┌──

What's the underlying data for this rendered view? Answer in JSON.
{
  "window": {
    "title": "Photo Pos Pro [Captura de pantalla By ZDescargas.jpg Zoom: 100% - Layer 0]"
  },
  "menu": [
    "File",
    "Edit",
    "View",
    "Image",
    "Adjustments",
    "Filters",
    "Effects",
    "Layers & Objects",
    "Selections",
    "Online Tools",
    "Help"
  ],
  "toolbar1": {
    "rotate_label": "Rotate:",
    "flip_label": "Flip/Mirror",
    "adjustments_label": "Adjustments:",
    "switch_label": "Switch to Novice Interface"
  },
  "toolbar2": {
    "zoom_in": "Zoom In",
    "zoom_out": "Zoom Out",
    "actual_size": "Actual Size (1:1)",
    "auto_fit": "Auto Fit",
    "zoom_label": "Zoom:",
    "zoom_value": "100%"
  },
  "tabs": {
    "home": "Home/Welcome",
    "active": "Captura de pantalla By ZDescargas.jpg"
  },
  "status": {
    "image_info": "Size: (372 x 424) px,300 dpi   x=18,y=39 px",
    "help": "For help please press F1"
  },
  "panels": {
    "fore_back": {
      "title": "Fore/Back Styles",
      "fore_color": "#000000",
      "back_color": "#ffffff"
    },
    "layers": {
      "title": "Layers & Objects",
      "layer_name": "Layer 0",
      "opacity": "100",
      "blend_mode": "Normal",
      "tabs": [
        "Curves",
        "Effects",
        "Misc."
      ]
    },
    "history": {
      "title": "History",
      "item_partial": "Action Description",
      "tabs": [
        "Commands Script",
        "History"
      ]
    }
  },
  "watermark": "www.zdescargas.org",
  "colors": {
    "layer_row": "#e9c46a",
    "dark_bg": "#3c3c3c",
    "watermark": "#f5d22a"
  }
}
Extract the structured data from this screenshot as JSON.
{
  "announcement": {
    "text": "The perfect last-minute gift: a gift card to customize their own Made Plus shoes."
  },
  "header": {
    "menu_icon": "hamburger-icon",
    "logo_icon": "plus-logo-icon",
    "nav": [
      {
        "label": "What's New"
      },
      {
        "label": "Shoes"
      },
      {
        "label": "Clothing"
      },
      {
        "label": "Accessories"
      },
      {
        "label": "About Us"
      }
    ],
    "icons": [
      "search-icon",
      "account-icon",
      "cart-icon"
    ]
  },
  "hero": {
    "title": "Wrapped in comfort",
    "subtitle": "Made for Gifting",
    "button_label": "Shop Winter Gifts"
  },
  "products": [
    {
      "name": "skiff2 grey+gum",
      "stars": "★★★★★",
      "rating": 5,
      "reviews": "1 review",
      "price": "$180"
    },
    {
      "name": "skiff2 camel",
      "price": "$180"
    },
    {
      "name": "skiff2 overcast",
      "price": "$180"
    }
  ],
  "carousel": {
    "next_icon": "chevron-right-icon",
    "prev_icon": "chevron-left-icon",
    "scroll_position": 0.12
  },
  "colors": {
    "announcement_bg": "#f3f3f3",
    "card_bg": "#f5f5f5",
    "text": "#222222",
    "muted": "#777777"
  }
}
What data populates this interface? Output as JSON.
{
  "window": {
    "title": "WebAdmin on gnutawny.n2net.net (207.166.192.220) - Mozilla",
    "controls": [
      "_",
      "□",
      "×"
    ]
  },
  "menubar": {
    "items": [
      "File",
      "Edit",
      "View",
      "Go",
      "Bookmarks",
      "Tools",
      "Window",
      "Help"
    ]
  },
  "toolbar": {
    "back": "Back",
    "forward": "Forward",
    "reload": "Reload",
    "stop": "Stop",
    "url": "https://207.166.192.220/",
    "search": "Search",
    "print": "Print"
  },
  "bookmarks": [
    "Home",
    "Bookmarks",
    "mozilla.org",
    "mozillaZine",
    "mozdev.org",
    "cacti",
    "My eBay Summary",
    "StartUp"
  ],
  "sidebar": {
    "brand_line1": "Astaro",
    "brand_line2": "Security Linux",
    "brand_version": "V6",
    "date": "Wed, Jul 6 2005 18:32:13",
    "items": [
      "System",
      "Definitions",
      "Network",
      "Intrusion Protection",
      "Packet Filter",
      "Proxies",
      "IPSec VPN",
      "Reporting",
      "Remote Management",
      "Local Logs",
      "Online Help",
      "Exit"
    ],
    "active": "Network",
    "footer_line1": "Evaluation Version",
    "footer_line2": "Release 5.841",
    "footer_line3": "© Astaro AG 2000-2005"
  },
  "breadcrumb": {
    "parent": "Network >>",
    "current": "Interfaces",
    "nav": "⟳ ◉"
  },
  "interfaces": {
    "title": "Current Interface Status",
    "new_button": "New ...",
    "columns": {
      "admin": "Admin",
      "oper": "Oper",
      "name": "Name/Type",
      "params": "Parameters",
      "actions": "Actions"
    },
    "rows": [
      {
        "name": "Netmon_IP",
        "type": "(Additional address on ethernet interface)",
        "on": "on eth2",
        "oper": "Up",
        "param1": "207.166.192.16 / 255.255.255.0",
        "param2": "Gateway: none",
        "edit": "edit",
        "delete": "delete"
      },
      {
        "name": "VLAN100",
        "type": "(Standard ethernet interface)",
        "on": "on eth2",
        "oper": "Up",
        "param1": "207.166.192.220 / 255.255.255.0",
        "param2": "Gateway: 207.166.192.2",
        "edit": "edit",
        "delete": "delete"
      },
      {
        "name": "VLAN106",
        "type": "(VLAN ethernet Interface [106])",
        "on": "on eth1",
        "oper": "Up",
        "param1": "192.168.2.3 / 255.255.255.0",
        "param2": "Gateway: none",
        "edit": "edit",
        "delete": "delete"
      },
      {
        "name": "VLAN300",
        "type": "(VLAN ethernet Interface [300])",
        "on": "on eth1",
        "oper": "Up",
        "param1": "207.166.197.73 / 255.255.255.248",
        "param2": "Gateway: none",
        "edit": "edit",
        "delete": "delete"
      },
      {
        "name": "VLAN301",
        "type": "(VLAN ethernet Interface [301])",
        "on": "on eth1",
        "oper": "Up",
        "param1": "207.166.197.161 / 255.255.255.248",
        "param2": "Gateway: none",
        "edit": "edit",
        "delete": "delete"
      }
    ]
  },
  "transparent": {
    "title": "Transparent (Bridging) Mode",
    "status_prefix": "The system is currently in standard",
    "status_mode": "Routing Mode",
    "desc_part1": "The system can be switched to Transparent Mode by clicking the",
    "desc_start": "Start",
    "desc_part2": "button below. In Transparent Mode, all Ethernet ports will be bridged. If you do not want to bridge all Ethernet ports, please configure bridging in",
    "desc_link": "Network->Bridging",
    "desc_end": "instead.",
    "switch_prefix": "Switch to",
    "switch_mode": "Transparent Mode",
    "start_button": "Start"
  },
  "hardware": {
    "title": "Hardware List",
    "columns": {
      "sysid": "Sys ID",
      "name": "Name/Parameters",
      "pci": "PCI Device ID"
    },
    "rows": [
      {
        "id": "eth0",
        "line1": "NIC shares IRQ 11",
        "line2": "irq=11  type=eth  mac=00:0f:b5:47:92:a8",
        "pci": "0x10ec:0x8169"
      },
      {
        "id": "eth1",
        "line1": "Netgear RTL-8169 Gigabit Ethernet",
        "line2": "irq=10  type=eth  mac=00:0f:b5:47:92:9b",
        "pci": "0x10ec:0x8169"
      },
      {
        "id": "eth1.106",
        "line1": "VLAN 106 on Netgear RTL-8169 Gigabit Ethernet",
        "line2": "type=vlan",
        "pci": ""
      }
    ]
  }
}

└──

▸ **Task objective**
Reproduce every line of the data verbatim.

▸ **Result below**
What's the underlying data for this rendered view? Answer in JSON.
{
  "window": {
    "title": "Photo Pos Pro [Captura de pantalla By ZDescargas.jpg Zoom: 100% - Layer 0]"
  },
  "menu": [
    "File",
    "Edit",
    "View",
    "Image",
    "Adjustments",
    "Filters",
    "Effects",
    "Layers & Objects",
    "Selections",
    "Online Tools",
    "Help"
  ],
  "toolbar1": {
    "rotate_label": "Rotate:",
    "flip_label": "Flip/Mirror",
    "adjustments_label": "Adjustments:",
    "switch_label": "Switch to Novice Interface"
  },
  "toolbar2": {
    "zoom_in": "Zoom In",
    "zoom_out": "Zoom Out",
    "actual_size": "Actual Size (1:1)",
    "auto_fit": "Auto Fit",
    "zoom_label": "Zoom:",
    "zoom_value": "100%"
  },
  "tabs": {
    "home": "Home/Welcome",
    "active": "Captura de pantalla By ZDescargas.jpg"
  },
  "status": {
    "image_info": "Size: (372 x 424) px,300 dpi   x=18,y=39 px",
    "help": "For help please press F1"
  },
  "panels": {
    "fore_back": {
      "title": "Fore/Back Styles",
      "fore_color": "#000000",
      "back_color": "#ffffff"
    },
    "layers": {
      "title": "Layers & Objects",
      "layer_name": "Layer 0",
      "opacity": "100",
      "blend_mode": "Normal",
      "tabs": [
        "Curves",
        "Effects",
        "Misc."
      ]
    },
    "history": {
      "title": "History",
      "item_partial": "Action Description",
      "tabs": [
        "Commands Script",
        "History"
      ]
    }
  },
  "watermark": "www.zdescargas.org",
  "colors": {
    "layer_row": "#e9c46a",
    "dark_bg": "#3c3c3c",
    "watermark": "#f5d22a"
  }
}
Extract the structured data from this screenshot as JSON.
{
  "announcement": {
    "text": "The perfect last-minute gift: a gift card to customize their own Made Plus shoes."
  },
  "header": {
    "menu_icon": "hamburger-icon",
    "logo_icon": "plus-logo-icon",
    "nav": [
      {
        "label": "What's New"
      },
      {
        "label": "Shoes"
      },
      {
        "label": "Clothing"
      },
      {
        "label": "Accessories"
      },
      {
        "label": "About Us"
      }
    ],
    "icons": [
      "search-icon",
      "account-icon",
      "cart-icon"
    ]
  },
  "hero": {
    "title": "Wrapped in comfort",
    "subtitle": "Made for Gifting",
    "button_label": "Shop Winter Gifts"
  },
  "products": [
    {
      "name": "skiff2 grey+gum",
      "stars": "★★★★★",
      "rating": 5,
      "reviews": "1 review",
      "price": "$180"
    },
    {
      "name": "skiff2 camel",
      "price": "$180"
    },
    {
      "name": "skiff2 overcast",
      "price": "$180"
    }
  ],
  "carousel": {
    "next_icon": "chevron-right-icon",
    "prev_icon": "chevron-left-icon",
    "scroll_position": 0.12
  },
  "colors": {
    "announcement_bg": "#f3f3f3",
    "card_bg": "#f5f5f5",
    "text": "#222222",
    "muted": "#777777"
  }
}
What data populates this interface? Output as JSON.
{
  "window": {
    "title": "WebAdmin on gnutawny.n2net.net (207.166.192.220) - Mozilla",
    "controls": [
      "_",
      "□",
      "×"
    ]
  },
  "menubar": {
    "items": [
      "File",
      "Edit",
      "View",
      "Go",
      "Bookmarks",
      "Tools",
      "Window",
      "Help"
    ]
  },
  "toolbar": {
    "back": "Back",
    "forward": "Forward",
    "reload": "Reload",
    "stop": "Stop",
    "url": "https://207.166.192.220/",
    "search": "Search",
    "print": "Print"
  },
  "bookmarks": [
    "Home",
    "Bookmarks",
    "mozilla.org",
    "mozillaZine",
    "mozdev.org",
    "cacti",
    "My eBay Summary",
    "StartUp"
  ],
  "sidebar": {
    "brand_line1": "Astaro",
    "brand_line2": "Security Linux",
    "brand_version": "V6",
    "date": "Wed, Jul 6 2005 18:32:13",
    "items": [
      "System",
      "Definitions",
      "Network",
      "Intrusion Protection",
      "Packet Filter",
      "Proxies",
      "IPSec VPN",
      "Reporting",
      "Remote Management",
      "Local Logs",
      "Online Help",
      "Exit"
    ],
    "active": "Network",
    "footer_line1": "Evaluation Version",
    "footer_line2": "Release 5.841",
    "footer_line3": "© Astaro AG 2000-2005"
  },
  "breadcrumb": {
    "parent": "Network >>",
    "current": "Interfaces",
    "nav": "⟳ ◉"
  },
  "interfaces": {
    "title": "Current Interface Status",
    "new_button": "New ...",
    "columns": {
      "admin": "Admin",
      "oper": "Oper",
      "name": "Name/Type",
      "params": "Parameters",
      "actions": "Actions"
    },
    "rows": [
      {
        "name": "Netmon_IP",
        "type": "(Additional address on ethernet interface)",
        "on": "on eth2",
        "oper": "Up",
        "param1": "207.166.192.16 / 255.255.255.0",
        "param2": "Gateway: none",
        "edit": "edit",
        "delete": "delete"
      },
      {
        "name": "VLAN100",
        "type": "(Standard ethernet interface)",
        "on": "on eth2",
        "oper": "Up",
        "param1": "207.166.192.220 / 255.255.255.0",
        "param2": "Gateway: 207.166.192.2",
        "edit": "edit",
        "delete": "delete"
      },
      {
        "name": "VLAN106",
        "type": "(VLAN ethernet Interface [106])",
        "on": "on eth1",
        "oper": "Up",
        "param1": "192.168.2.3 / 255.255.255.0",
        "param2": "Gateway: none",
        "edit": "edit",
        "delete": "delete"
      },
      {
        "name": "VLAN300",
        "type": "(VLAN ethernet Interface [300])",
        "on": "on eth1",
        "oper": "Up",
        "param1": "207.166.197.73 / 255.255.255.248",
        "param2": "Gateway: none",
        "edit": "edit",
        "delete": "delete"
      },
      {
        "name": "VLAN301",
        "type": "(VLAN ethernet Interface [301])",
        "on": "on eth1",
        "oper": "Up",
        "param1": "207.166.197.161 / 255.255.255.248",
        "param2": "Gateway: none",
        "edit": "edit",
        "delete": "delete"
      }
    ]
  },
  "transparent": {
    "title": "Transparent (Bridging) Mode",
    "status_prefix": "The system is currently in standard",
    "status_mode": "Routing Mode",
    "desc_part1": "The system can be switched to Transparent Mode by clicking the",
    "desc_start": "Start",
    "desc_part2": "button below. In Transparent Mode, all Ethernet ports will be bridged. If you do not want to bridge all Ethernet ports, please configure bridging in",
    "desc_link": "Network->Bridging",
    "desc_end": "instead.",
    "switch_prefix": "Switch to",
    "switch_mode": "Transparent Mode",
    "start_button": "Start"
  },
  "hardware": {
    "title": "Hardware List",
    "columns": {
      "sysid": "Sys ID",
      "name": "Name/Parameters",
      "pci": "PCI Device ID"
    },
    "rows": [
      {
        "id": "eth0",
        "line1": "NIC shares IRQ 11",
        "line2": "irq=11  type=eth  mac=00:0f:b5:47:92:a8",
        "pci": "0x10ec:0x8169"
      },
      {
        "id": "eth1",
        "line1": "Netgear RTL-8169 Gigabit Ethernet",
        "line2": "irq=10  type=eth  mac=00:0f:b5:47:92:9b",
        "pci": "0x10ec:0x8169"
      },
      {
        "id": "eth1.106",
        "line1": "VLAN 106 on Netgear RTL-8169 Gigabit Ethernet",
        "line2": "type=vlan",
        "pci": ""
      }
    ]
  }
}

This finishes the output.